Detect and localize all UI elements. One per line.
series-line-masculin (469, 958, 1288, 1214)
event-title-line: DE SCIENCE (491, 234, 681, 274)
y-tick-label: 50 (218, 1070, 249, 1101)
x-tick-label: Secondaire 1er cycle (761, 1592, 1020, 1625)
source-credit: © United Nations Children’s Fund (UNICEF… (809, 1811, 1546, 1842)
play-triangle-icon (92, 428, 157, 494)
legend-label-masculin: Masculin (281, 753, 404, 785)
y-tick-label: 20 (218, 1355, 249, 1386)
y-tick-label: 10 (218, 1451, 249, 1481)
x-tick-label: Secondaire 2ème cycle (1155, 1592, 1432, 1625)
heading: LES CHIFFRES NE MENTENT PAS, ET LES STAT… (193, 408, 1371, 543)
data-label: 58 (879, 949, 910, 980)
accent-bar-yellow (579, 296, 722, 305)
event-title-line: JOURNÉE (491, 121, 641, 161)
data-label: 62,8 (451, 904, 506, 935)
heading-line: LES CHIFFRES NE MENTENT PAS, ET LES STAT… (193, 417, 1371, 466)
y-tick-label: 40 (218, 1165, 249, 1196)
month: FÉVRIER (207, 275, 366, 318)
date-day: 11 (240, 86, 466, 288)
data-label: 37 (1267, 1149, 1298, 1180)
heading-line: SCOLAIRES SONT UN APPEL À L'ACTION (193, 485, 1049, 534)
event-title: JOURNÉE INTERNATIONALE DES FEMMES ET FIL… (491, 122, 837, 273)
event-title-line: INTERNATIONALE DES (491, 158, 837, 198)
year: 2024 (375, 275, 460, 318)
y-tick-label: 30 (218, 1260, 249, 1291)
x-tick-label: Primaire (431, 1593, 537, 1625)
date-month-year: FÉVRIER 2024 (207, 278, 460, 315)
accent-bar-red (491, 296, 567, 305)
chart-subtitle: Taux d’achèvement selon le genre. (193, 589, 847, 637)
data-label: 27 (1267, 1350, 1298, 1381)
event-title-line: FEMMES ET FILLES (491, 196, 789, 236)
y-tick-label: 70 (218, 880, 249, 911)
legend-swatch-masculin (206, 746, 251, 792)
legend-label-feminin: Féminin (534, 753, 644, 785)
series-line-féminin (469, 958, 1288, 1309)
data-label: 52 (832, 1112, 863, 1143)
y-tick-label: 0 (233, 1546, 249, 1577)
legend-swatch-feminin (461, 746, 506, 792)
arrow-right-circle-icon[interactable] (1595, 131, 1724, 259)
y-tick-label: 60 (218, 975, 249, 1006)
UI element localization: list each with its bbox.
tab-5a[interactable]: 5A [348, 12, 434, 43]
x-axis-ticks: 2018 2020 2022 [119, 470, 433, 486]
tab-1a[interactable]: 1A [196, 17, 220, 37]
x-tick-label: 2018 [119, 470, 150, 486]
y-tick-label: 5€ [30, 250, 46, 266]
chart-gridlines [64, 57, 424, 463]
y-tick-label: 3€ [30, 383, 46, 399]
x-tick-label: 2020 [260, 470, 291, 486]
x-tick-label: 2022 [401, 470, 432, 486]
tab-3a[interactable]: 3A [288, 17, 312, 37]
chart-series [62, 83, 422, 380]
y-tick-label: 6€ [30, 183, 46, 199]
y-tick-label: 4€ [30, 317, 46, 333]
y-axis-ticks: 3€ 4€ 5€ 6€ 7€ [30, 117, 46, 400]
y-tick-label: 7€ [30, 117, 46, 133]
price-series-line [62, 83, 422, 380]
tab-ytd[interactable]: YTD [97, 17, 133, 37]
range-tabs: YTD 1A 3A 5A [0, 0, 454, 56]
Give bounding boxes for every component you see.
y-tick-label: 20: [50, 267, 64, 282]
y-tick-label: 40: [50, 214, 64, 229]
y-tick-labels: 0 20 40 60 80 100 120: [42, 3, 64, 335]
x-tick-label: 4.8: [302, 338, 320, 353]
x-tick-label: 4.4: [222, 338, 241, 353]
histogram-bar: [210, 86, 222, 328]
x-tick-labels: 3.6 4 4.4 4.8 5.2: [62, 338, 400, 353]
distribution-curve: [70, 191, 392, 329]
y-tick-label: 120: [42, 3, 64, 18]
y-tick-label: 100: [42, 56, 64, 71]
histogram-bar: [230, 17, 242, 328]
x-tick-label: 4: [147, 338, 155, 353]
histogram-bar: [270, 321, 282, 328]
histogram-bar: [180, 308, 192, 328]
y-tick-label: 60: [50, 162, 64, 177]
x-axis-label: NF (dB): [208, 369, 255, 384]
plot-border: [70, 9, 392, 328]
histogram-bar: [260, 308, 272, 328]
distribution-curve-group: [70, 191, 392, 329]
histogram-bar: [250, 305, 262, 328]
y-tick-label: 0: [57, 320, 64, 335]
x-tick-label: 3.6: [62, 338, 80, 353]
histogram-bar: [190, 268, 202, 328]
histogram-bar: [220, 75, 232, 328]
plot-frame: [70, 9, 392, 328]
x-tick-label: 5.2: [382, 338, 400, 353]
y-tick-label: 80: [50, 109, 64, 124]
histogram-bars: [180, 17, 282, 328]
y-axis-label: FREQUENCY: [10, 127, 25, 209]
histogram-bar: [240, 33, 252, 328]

- - -

#### WHAT IS EXPECTED:
Extract every line of the rows above that contains the string "event".

#### ANSWER:
event-title-line: DE SCIENCE (491, 234, 681, 274)
event-title-line: JOURNÉE (491, 121, 641, 161)
event-title: JOURNÉE INTERNATIONALE DES FEMMES ET FIL… (491, 122, 837, 273)
event-title-line: INTERNATIONALE DES (491, 158, 837, 198)
event-title-line: FEMMES ET FILLES (491, 196, 789, 236)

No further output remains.